═══ Excerpted records ═══

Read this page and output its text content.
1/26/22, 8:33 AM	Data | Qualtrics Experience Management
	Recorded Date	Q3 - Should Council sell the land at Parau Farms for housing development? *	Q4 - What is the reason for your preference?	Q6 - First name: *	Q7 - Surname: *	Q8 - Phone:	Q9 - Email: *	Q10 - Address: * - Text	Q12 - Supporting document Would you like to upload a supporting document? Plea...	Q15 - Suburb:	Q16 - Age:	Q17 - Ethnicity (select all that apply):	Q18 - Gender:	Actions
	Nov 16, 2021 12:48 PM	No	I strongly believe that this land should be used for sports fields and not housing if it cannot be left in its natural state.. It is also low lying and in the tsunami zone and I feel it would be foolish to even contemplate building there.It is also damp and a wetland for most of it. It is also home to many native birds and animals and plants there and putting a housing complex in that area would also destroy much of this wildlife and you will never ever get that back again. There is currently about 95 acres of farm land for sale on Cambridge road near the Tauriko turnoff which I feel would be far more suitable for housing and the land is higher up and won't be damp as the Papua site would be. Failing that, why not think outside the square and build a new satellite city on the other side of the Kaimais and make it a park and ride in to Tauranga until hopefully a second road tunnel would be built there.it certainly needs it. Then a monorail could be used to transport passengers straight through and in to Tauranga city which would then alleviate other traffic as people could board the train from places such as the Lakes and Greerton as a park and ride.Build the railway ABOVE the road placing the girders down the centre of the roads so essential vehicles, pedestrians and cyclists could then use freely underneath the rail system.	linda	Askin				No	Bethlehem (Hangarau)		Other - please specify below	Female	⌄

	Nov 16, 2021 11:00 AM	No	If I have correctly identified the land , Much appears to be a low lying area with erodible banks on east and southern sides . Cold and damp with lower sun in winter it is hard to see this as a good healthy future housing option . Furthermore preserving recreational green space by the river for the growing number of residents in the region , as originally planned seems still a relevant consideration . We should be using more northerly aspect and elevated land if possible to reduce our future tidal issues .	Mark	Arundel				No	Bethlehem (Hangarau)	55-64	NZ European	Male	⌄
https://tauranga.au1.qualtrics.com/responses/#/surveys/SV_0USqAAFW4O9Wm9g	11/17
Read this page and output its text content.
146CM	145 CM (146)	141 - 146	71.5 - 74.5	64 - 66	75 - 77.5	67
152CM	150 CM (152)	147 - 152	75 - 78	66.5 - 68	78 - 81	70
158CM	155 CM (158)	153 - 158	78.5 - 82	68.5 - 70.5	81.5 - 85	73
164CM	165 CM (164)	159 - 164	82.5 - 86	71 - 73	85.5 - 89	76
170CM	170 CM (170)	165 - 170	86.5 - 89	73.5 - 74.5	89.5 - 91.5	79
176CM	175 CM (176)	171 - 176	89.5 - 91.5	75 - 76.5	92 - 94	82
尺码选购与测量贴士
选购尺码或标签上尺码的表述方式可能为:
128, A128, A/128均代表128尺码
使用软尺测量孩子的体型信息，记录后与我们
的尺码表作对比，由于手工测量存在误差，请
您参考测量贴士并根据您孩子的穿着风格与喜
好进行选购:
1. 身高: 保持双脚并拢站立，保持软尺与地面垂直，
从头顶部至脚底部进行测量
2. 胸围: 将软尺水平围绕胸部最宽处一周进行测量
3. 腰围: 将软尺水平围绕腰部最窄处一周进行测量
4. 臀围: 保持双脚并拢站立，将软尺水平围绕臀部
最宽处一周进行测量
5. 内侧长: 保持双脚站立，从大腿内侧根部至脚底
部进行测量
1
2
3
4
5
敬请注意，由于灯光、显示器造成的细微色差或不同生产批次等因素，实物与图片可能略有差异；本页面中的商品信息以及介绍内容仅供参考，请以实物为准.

═══

* [Written task]: Output the full listing exactly as it stands.

* [Task output]:
Read this page and output its text content.
1/26/22, 8:33 AM	Data | Qualtrics Experience Management
	Recorded Date	Q3 - Should Council sell the land at Parau Farms for housing development? *	Q4 - What is the reason for your preference?	Q6 - First name: *	Q7 - Surname: *	Q8 - Phone:	Q9 - Email: *	Q10 - Address: * - Text	Q12 - Supporting document Would you like to upload a supporting document? Plea...	Q15 - Suburb:	Q16 - Age:	Q17 - Ethnicity (select all that apply):	Q18 - Gender:	Actions
	Nov 16, 2021 12:48 PM	No	I strongly believe that this land should be used for sports fields and not housing if it cannot be left in its natural state.. It is also low lying and in the tsunami zone and I feel it would be foolish to even contemplate building there.It is also damp and a wetland for most of it. It is also home to many native birds and animals and plants there and putting a housing complex in that area would also destroy much of this wildlife and you will never ever get that back again. There is currently about 95 acres of farm land for sale on Cambridge road near the Tauriko turnoff which I feel would be far more suitable for housing and the land is higher up and won't be damp as the Papua site would be. Failing that, why not think outside the square and build a new satellite city on the other side of the Kaimais and make it a park and ride in to Tauranga until hopefully a second road tunnel would be built there.it certainly needs it. Then a monorail could be used to transport passengers straight through and in to Tauranga city which would then alleviate other traffic as people could board the train from places such as the Lakes and Greerton as a park and ride.Build the railway ABOVE the road placing the girders down the centre of the roads so essential vehicles, pedestrians and cyclists could then use freely underneath the rail system.	linda	Askin				No	Bethlehem (Hangarau)		Other - please specify below	Female	⌄

	Nov 16, 2021 11:00 AM	No	If I have correctly identified the land , Much appears to be a low lying area with erodible banks on east and southern sides . Cold and damp with lower sun in winter it is hard to see this as a good healthy future housing option . Furthermore preserving recreational green space by the river for the growing number of residents in the region , as originally planned seems still a relevant consideration . We should be using more northerly aspect and elevated land if possible to reduce our future tidal issues .	Mark	Arundel				No	Bethlehem (Hangarau)	55-64	NZ European	Male	⌄
https://tauranga.au1.qualtrics.com/responses/#/surveys/SV_0USqAAFW4O9Wm9g	11/17
Read this page and output its text content.
146CM	145 CM (146)	141 - 146	71.5 - 74.5	64 - 66	75 - 77.5	67
152CM	150 CM (152)	147 - 152	75 - 78	66.5 - 68	78 - 81	70
158CM	155 CM (158)	153 - 158	78.5 - 82	68.5 - 70.5	81.5 - 85	73
164CM	165 CM (164)	159 - 164	82.5 - 86	71 - 73	85.5 - 89	76
170CM	170 CM (170)	165 - 170	86.5 - 89	73.5 - 74.5	89.5 - 91.5	79
176CM	175 CM (176)	171 - 176	89.5 - 91.5	75 - 76.5	92 - 94	82
尺码选购与测量贴士
选购尺码或标签上尺码的表述方式可能为:
128, A128, A/128均代表128尺码
使用软尺测量孩子的体型信息，记录后与我们
的尺码表作对比，由于手工测量存在误差，请
您参考测量贴士并根据您孩子的穿着风格与喜
好进行选购:
1. 身高: 保持双脚并拢站立，保持软尺与地面垂直，
从头顶部至脚底部进行测量
2. 胸围: 将软尺水平围绕胸部最宽处一周进行测量
3. 腰围: 将软尺水平围绕腰部最窄处一周进行测量
4. 臀围: 保持双脚并拢站立，将软尺水平围绕臀部
最宽处一周进行测量
5. 内侧长: 保持双脚站立，从大腿内侧根部至脚底
部进行测量
1
2
3
4
5
敬请注意，由于灯光、显示器造成的细微色差或不同生产批次等因素，实物与图片可能略有差异；本页面中的商品信息以及介绍内容仅供参考，请以实物为准.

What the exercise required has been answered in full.